[Records contained in a dataset]
------------------------------------------------------------------------

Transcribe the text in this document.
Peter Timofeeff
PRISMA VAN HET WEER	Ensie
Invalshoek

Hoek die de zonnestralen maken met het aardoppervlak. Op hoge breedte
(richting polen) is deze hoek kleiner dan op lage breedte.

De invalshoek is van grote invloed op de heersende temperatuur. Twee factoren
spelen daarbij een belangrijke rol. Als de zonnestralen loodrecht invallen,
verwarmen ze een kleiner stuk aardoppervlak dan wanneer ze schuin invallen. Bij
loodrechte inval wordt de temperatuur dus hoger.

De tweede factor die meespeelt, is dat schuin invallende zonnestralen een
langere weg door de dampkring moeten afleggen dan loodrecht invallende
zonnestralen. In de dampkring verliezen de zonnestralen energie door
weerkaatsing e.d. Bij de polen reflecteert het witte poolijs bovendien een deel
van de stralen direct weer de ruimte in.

------------------------------------------------------------------------

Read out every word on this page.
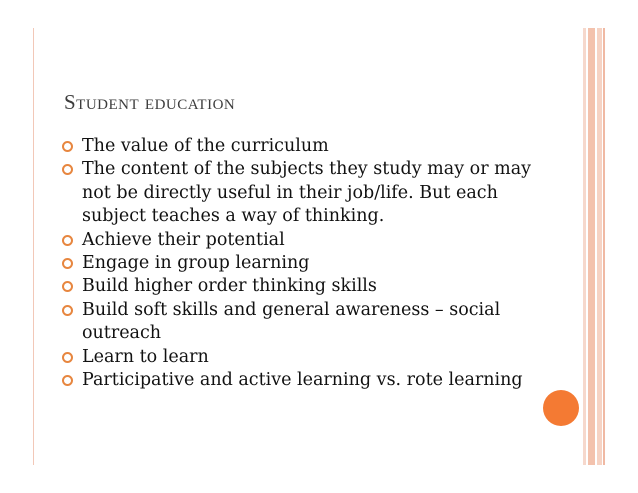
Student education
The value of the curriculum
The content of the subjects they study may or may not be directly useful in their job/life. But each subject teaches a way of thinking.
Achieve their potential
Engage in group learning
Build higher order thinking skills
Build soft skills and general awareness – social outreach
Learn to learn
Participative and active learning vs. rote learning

------------------------------------------------------------------------

Find "polen". Copy every line it occurs in.

(richting polen) is deze hoek kleiner dan op lage breedte.
weerkaatsing e.d. Bij de polen reflecteert het witte poolijs bovendien een deel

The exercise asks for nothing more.